> Do this:
Identify the lines that contain the word "Expenses" and copy each one.

** Start **

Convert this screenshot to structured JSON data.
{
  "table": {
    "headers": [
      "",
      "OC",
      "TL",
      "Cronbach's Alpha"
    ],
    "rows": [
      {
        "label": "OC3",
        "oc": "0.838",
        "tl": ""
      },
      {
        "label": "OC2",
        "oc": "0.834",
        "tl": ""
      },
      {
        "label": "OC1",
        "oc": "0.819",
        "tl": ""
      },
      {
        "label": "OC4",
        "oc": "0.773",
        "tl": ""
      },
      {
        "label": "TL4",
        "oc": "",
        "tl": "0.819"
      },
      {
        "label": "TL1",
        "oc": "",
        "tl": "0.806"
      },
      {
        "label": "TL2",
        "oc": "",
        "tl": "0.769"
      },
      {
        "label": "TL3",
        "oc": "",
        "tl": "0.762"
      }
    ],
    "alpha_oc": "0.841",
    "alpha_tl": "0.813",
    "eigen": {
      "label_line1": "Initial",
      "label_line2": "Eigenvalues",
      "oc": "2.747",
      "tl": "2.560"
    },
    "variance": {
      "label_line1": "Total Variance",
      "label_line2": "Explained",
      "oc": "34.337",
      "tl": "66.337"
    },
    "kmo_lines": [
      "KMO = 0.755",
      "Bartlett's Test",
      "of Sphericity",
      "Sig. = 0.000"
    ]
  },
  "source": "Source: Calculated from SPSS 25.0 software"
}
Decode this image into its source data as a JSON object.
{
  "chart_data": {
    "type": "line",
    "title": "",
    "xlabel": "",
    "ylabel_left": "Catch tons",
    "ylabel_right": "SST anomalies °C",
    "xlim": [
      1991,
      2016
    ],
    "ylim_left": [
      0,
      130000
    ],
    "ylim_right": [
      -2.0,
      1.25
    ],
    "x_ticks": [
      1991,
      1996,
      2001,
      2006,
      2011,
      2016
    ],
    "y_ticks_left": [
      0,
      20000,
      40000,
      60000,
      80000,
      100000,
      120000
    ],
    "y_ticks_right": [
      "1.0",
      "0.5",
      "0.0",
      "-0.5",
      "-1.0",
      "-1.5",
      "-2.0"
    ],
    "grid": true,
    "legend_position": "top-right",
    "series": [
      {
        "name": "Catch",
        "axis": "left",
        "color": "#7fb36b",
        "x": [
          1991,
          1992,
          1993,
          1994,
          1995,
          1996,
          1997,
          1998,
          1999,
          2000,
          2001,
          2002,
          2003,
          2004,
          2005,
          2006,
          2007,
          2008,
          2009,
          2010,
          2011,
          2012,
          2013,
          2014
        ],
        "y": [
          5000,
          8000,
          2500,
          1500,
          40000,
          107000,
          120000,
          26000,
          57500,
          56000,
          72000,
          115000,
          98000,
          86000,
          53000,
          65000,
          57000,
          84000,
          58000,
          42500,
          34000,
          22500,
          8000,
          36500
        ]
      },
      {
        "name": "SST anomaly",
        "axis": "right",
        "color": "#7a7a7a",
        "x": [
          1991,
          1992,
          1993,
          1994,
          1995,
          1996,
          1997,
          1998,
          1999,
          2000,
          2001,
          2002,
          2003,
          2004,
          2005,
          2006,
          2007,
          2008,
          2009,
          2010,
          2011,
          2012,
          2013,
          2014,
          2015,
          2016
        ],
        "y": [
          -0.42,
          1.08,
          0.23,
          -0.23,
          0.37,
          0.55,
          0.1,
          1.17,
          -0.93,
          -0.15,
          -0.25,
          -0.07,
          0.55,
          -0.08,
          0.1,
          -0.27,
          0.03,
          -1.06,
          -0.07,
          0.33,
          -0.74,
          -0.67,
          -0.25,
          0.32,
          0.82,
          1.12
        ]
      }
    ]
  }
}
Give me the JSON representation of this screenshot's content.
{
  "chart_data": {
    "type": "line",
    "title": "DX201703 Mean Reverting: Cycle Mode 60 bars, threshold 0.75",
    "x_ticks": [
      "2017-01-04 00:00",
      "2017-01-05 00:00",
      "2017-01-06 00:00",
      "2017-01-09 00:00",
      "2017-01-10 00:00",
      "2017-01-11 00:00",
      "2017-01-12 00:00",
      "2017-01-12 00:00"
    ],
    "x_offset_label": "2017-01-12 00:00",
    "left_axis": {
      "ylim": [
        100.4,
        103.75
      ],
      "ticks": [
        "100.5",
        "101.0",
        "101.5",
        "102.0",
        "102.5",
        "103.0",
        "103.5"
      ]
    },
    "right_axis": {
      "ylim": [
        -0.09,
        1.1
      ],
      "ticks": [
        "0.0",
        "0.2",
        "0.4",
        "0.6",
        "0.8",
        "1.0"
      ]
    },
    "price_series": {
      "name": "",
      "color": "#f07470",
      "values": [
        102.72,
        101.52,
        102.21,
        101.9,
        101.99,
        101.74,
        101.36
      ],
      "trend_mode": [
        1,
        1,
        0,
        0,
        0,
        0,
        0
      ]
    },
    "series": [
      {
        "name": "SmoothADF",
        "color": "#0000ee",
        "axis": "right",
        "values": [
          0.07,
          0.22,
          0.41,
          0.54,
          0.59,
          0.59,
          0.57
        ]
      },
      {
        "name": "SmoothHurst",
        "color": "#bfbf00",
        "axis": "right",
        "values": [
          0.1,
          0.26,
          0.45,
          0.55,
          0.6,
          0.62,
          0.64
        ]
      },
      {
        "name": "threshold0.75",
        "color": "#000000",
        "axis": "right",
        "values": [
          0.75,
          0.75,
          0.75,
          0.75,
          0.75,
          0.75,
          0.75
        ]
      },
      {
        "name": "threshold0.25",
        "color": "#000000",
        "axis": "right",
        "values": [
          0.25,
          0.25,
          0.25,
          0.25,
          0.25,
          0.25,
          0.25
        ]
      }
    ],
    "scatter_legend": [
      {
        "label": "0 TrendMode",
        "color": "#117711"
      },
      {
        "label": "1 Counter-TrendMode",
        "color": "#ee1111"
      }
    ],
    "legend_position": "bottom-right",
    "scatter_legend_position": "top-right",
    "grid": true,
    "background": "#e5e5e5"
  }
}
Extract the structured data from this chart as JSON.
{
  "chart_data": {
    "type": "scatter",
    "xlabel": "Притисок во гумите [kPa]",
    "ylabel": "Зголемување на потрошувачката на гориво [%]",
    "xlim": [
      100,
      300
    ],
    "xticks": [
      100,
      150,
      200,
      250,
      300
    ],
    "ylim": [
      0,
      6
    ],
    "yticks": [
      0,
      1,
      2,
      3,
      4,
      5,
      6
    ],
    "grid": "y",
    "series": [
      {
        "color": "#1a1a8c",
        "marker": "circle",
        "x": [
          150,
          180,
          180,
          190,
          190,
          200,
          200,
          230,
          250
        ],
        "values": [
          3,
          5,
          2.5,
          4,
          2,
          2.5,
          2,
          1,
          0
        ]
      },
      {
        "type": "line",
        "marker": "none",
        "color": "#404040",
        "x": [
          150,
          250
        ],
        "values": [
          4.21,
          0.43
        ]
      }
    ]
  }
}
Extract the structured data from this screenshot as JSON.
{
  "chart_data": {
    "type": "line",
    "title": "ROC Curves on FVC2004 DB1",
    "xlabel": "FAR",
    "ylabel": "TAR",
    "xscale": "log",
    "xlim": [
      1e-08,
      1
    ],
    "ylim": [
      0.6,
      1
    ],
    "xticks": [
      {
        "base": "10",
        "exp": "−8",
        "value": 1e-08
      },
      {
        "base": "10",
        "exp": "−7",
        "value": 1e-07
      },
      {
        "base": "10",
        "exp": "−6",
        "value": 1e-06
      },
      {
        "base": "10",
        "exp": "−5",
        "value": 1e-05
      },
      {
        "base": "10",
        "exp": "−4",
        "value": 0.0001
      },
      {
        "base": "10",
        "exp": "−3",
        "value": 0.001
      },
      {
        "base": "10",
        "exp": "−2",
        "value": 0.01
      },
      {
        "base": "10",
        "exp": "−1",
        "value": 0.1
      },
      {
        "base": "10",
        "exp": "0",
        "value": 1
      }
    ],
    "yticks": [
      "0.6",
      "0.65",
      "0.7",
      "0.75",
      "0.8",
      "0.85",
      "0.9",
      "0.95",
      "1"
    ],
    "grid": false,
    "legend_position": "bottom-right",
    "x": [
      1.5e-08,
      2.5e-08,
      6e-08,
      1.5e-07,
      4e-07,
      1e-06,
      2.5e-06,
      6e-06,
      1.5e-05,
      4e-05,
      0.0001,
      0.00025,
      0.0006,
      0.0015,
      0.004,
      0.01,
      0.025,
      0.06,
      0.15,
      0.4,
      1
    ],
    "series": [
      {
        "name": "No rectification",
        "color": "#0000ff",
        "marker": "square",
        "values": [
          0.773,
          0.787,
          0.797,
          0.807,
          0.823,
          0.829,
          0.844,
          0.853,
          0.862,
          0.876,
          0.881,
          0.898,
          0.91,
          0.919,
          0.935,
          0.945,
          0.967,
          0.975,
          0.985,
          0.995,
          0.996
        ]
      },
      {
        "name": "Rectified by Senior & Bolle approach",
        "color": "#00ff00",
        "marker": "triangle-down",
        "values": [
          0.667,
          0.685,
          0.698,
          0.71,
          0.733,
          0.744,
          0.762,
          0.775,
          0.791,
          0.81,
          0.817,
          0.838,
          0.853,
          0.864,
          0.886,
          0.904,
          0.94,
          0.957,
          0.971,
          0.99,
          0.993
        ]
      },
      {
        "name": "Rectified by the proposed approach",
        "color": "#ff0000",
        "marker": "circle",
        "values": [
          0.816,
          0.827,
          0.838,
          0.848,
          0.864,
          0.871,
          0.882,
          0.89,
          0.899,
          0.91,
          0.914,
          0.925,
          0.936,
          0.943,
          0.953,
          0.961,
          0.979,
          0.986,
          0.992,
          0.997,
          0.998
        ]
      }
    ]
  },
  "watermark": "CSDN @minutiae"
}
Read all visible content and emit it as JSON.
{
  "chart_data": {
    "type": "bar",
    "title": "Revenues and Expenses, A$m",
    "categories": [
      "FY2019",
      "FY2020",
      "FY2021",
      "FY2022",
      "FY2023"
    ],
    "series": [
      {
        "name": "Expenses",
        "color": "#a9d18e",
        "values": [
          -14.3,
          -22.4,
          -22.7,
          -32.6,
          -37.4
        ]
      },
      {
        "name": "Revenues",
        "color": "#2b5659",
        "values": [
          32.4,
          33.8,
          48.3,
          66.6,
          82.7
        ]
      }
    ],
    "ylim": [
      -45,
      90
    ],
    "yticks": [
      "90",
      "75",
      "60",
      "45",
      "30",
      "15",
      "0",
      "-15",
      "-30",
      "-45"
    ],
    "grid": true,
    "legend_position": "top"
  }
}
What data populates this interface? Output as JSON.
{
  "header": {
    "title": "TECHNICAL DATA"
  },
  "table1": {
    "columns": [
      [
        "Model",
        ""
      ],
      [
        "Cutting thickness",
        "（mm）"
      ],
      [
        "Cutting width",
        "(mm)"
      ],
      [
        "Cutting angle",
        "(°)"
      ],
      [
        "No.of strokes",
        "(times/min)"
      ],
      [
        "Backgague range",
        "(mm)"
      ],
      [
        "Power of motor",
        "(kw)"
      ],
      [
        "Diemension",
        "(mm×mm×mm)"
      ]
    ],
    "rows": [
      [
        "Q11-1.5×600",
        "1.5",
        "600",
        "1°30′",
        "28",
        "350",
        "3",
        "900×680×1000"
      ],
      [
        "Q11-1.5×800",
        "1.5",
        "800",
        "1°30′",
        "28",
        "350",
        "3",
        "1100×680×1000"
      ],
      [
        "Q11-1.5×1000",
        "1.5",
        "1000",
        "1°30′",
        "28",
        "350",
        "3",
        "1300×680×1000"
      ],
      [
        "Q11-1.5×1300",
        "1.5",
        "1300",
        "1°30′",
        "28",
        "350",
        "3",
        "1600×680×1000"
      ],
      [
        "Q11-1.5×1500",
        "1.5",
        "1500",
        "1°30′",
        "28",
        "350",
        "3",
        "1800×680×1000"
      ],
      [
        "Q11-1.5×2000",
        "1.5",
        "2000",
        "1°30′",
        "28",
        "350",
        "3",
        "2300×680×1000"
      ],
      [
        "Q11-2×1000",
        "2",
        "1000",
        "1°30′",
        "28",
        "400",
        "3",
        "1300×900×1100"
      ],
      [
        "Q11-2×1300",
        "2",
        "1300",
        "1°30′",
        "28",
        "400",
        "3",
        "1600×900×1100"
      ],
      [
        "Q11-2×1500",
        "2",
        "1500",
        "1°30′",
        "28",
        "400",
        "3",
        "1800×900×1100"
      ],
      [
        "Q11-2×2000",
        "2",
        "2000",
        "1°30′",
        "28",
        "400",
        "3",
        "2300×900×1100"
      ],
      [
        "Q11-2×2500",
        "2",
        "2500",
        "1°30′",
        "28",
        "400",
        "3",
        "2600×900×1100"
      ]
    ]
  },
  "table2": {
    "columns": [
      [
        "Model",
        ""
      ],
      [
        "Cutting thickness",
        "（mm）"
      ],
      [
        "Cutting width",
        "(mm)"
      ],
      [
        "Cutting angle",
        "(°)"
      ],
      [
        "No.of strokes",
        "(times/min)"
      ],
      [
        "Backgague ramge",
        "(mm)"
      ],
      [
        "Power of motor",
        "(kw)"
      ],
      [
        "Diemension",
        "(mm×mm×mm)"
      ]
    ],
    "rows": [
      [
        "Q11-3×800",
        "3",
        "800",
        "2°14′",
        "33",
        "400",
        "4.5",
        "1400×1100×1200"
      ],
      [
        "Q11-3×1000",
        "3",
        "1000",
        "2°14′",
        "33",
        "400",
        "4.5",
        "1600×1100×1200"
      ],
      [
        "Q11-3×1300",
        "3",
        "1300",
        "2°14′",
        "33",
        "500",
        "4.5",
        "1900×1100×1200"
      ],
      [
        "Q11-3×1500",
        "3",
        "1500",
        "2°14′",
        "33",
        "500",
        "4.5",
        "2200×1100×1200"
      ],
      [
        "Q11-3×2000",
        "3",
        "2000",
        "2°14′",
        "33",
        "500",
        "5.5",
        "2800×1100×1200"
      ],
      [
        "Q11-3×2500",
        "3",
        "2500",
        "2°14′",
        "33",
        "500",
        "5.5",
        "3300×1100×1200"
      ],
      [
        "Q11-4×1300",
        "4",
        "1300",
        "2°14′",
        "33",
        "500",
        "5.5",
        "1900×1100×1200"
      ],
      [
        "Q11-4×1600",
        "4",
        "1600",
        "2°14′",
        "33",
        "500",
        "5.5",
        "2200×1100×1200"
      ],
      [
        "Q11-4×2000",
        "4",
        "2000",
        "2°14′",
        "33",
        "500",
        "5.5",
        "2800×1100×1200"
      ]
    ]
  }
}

** End **

> Finished task:
    "title": "Revenues and Expenses, A$m",
        "name": "Expenses",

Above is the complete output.